### Aim
Pull out every line below containing the word "Flags".

### Material supplied

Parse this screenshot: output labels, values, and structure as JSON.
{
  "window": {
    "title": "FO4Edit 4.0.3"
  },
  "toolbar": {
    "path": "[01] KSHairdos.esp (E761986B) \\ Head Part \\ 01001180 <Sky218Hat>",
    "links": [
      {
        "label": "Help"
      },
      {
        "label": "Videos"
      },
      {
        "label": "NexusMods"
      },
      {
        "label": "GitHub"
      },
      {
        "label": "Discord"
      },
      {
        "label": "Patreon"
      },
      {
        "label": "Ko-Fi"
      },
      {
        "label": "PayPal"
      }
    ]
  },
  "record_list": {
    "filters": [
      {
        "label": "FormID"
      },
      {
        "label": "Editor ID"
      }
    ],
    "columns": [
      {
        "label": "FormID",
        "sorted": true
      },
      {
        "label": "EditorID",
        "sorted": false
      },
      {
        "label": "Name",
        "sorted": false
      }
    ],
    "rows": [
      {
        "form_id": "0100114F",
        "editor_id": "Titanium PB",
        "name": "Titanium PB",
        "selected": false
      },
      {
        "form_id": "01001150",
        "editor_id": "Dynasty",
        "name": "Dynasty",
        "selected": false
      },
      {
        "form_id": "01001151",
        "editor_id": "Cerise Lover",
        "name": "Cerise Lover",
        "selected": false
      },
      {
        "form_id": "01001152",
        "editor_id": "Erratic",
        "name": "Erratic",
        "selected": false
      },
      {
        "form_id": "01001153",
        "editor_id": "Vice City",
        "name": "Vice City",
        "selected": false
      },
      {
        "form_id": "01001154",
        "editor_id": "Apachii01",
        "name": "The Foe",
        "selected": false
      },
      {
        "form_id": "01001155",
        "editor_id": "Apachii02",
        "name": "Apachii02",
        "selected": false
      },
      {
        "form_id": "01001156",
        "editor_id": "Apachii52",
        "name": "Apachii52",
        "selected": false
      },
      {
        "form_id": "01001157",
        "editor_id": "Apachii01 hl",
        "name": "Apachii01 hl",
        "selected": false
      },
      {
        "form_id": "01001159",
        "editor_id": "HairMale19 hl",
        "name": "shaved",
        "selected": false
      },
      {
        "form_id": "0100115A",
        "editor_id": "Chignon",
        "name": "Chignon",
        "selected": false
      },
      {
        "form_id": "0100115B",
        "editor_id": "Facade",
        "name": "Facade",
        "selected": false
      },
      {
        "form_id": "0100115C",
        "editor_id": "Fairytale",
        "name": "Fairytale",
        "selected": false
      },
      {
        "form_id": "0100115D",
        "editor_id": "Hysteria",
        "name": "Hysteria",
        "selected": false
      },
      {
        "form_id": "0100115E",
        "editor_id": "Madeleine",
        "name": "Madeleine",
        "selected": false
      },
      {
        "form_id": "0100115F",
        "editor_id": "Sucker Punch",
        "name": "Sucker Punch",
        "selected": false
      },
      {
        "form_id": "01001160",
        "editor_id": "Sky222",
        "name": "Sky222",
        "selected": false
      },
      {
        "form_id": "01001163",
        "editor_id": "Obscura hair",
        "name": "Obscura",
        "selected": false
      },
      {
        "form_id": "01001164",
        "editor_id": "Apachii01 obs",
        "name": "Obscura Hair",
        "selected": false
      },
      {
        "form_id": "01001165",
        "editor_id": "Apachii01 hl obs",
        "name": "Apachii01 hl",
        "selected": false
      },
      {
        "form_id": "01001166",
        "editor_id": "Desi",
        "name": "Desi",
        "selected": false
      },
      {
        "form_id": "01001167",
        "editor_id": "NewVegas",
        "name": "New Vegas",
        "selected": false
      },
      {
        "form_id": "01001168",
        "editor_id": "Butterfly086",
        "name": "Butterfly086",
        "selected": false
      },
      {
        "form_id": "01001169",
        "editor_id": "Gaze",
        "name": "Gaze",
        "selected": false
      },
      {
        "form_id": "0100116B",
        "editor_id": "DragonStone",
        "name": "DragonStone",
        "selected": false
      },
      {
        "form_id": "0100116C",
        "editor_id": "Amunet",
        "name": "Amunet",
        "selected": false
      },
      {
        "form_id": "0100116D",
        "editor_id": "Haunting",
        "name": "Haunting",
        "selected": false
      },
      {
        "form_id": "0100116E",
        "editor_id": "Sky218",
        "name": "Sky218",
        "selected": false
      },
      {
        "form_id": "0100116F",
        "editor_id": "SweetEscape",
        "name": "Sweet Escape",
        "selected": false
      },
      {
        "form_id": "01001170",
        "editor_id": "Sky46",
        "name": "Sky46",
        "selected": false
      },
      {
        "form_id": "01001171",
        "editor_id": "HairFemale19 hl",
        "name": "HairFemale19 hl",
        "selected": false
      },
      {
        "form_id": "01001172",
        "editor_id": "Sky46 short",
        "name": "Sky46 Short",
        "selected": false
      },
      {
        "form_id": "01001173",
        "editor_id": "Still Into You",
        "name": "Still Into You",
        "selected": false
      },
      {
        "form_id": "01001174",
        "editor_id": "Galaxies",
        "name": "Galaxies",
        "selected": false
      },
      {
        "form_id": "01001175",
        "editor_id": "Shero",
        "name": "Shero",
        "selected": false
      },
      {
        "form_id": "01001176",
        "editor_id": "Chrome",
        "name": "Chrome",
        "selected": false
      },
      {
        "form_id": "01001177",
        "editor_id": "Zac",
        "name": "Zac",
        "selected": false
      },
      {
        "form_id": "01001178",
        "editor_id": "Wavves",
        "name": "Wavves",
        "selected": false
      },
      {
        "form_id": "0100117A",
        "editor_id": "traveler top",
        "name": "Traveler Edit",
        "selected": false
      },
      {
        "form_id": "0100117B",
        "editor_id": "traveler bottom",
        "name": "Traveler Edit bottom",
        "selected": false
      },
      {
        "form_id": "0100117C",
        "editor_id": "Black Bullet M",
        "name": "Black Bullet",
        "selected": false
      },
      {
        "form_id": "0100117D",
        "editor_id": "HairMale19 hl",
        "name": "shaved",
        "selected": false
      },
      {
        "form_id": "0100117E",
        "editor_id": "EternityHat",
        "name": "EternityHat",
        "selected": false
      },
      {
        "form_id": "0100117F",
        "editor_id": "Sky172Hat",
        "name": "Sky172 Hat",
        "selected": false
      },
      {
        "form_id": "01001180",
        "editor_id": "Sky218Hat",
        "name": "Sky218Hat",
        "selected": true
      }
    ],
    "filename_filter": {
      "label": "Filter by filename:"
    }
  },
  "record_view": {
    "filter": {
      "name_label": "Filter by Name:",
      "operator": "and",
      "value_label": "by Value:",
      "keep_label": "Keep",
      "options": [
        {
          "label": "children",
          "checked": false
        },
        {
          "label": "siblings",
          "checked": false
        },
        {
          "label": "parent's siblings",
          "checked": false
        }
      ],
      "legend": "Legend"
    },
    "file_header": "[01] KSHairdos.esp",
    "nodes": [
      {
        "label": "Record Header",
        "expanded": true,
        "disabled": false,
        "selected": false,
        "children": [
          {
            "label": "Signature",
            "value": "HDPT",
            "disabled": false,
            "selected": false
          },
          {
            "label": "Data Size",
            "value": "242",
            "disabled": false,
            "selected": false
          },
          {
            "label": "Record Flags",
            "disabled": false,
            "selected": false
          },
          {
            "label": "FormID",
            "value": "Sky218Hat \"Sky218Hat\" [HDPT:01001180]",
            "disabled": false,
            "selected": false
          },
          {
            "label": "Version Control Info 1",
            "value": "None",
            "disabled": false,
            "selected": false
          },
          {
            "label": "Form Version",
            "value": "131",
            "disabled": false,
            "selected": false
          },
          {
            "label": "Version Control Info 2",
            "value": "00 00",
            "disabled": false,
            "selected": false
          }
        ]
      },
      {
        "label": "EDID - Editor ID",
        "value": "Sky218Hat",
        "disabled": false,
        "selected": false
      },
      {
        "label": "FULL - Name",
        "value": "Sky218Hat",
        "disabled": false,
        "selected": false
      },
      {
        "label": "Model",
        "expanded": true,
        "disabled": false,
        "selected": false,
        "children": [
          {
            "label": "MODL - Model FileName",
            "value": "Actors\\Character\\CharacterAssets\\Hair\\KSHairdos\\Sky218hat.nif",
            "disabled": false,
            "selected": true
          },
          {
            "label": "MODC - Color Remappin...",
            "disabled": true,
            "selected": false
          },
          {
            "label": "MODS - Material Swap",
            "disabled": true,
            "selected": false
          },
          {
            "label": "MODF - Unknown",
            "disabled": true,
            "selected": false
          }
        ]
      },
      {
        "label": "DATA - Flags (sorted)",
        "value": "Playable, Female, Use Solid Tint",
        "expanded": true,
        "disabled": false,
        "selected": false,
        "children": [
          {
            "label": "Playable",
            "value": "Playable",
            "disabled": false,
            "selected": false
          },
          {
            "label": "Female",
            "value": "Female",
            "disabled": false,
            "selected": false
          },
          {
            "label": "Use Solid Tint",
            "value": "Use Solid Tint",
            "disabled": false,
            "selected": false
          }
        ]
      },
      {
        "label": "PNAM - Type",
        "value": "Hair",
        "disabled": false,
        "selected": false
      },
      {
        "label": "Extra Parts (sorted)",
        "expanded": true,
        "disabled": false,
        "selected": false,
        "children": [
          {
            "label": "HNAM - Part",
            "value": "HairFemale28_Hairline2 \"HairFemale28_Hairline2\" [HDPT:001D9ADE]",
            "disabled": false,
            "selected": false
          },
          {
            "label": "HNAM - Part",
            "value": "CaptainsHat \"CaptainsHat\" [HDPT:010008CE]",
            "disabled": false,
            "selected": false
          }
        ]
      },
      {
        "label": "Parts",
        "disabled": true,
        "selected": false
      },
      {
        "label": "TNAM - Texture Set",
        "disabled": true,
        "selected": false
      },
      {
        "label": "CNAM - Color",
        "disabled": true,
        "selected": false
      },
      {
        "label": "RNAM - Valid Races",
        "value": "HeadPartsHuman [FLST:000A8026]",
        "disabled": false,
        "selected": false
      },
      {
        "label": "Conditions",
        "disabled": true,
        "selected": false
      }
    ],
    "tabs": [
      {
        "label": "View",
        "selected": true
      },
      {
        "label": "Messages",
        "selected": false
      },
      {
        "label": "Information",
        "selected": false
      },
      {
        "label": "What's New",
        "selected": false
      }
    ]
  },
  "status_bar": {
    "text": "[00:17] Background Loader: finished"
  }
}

### Exercise output
            "label": "Record Flags",
        "label": "DATA - Flags (sorted)",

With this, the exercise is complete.